▸ **Objective**
Leave out the pictures and transcribe everything else exactly.
START Task data
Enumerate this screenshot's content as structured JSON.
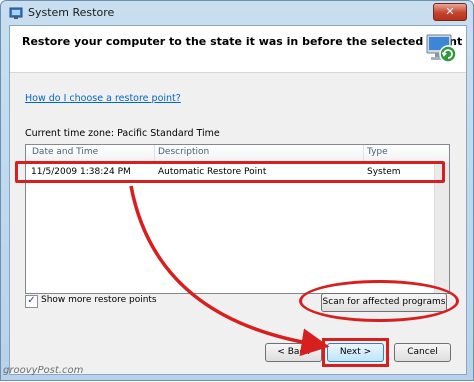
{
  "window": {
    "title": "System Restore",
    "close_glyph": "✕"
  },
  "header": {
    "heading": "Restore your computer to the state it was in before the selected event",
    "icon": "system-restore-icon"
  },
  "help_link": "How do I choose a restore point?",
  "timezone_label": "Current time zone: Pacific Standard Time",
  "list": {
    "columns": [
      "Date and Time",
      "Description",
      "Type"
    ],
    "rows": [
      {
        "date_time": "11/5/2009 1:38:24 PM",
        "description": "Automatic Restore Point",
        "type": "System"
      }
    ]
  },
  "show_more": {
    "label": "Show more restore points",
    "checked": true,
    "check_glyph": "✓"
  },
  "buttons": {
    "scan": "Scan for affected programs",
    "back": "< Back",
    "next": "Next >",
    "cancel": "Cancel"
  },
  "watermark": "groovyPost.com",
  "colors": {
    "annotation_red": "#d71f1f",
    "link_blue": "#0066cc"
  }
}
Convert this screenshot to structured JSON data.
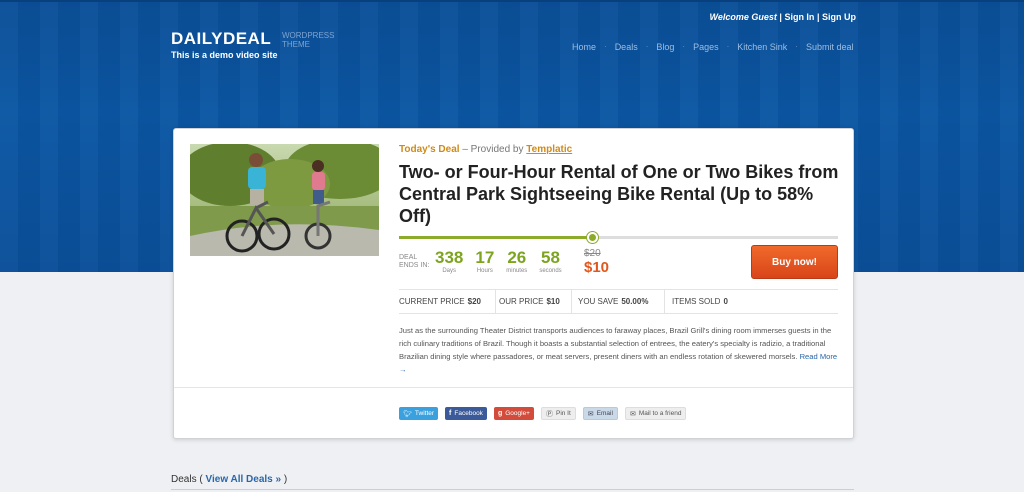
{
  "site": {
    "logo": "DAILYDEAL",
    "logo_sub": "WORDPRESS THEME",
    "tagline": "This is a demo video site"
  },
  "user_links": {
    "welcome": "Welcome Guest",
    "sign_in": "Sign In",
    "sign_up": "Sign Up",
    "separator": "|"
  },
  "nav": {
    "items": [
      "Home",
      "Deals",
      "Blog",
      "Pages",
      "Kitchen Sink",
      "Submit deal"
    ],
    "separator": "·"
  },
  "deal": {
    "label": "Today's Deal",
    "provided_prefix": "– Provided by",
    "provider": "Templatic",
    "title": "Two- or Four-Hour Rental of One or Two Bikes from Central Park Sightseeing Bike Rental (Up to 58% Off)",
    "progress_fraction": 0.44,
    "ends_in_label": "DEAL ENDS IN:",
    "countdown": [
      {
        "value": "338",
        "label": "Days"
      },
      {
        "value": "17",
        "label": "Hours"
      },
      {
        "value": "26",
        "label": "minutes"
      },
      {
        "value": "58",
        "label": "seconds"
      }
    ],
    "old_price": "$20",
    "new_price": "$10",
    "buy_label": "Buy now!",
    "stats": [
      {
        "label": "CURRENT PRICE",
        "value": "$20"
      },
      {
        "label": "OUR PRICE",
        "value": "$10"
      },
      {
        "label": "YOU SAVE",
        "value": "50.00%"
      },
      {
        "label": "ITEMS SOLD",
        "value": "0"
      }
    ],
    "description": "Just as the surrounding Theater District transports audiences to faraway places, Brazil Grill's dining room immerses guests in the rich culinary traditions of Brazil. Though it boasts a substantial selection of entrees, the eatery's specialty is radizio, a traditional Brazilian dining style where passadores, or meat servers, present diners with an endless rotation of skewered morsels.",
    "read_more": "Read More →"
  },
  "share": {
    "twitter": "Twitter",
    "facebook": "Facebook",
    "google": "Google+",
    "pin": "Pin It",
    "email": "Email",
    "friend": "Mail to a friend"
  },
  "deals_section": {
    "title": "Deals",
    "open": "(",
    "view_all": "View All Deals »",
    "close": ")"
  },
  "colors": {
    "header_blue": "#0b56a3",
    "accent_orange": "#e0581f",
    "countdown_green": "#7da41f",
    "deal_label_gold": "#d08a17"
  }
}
END Task data
▸ **Final answer**
Enumerate this screenshot's content as structured JSON.
{
  "window": {
    "title": "System Restore",
    "close_glyph": "✕"
  },
  "header": {
    "heading": "Restore your computer to the state it was in before the selected event",
    "icon": "system-restore-icon"
  },
  "help_link": "How do I choose a restore point?",
  "timezone_label": "Current time zone: Pacific Standard Time",
  "list": {
    "columns": [
      "Date and Time",
      "Description",
      "Type"
    ],
    "rows": [
      {
        "date_time": "11/5/2009 1:38:24 PM",
        "description": "Automatic Restore Point",
        "type": "System"
      }
    ]
  },
  "show_more": {
    "label": "Show more restore points",
    "checked": true,
    "check_glyph": "✓"
  },
  "buttons": {
    "scan": "Scan for affected programs",
    "back": "< Back",
    "next": "Next >",
    "cancel": "Cancel"
  },
  "watermark": "groovyPost.com",
  "colors": {
    "annotation_red": "#d71f1f",
    "link_blue": "#0066cc"
  }
}
Convert this screenshot to structured JSON data.
{
  "site": {
    "logo": "DAILYDEAL",
    "logo_sub": "WORDPRESS THEME",
    "tagline": "This is a demo video site"
  },
  "user_links": {
    "welcome": "Welcome Guest",
    "sign_in": "Sign In",
    "sign_up": "Sign Up",
    "separator": "|"
  },
  "nav": {
    "items": [
      "Home",
      "Deals",
      "Blog",
      "Pages",
      "Kitchen Sink",
      "Submit deal"
    ],
    "separator": "·"
  },
  "deal": {
    "label": "Today's Deal",
    "provided_prefix": "– Provided by",
    "provider": "Templatic",
    "title": "Two- or Four-Hour Rental of One or Two Bikes from Central Park Sightseeing Bike Rental (Up to 58% Off)",
    "progress_fraction": 0.44,
    "ends_in_label": "DEAL ENDS IN:",
    "countdown": [
      {
        "value": "338",
        "label": "Days"
      },
      {
        "value": "17",
        "label": "Hours"
      },
      {
        "value": "26",
        "label": "minutes"
      },
      {
        "value": "58",
        "label": "seconds"
      }
    ],
    "old_price": "$20",
    "new_price": "$10",
    "buy_label": "Buy now!",
    "stats": [
      {
        "label": "CURRENT PRICE",
        "value": "$20"
      },
      {
        "label": "OUR PRICE",
        "value": "$10"
      },
      {
        "label": "YOU SAVE",
        "value": "50.00%"
      },
      {
        "label": "ITEMS SOLD",
        "value": "0"
      }
    ],
    "description": "Just as the surrounding Theater District transports audiences to faraway places, Brazil Grill's dining room immerses guests in the rich culinary traditions of Brazil. Though it boasts a substantial selection of entrees, the eatery's specialty is radizio, a traditional Brazilian dining style where passadores, or meat servers, present diners with an endless rotation of skewered morsels.",
    "read_more": "Read More →"
  },
  "share": {
    "twitter": "Twitter",
    "facebook": "Facebook",
    "google": "Google+",
    "pin": "Pin It",
    "email": "Email",
    "friend": "Mail to a friend"
  },
  "deals_section": {
    "title": "Deals",
    "open": "(",
    "view_all": "View All Deals »",
    "close": ")"
  },
  "colors": {
    "header_blue": "#0b56a3",
    "accent_orange": "#e0581f",
    "countdown_green": "#7da41f",
    "deal_label_gold": "#d08a17"
  }
}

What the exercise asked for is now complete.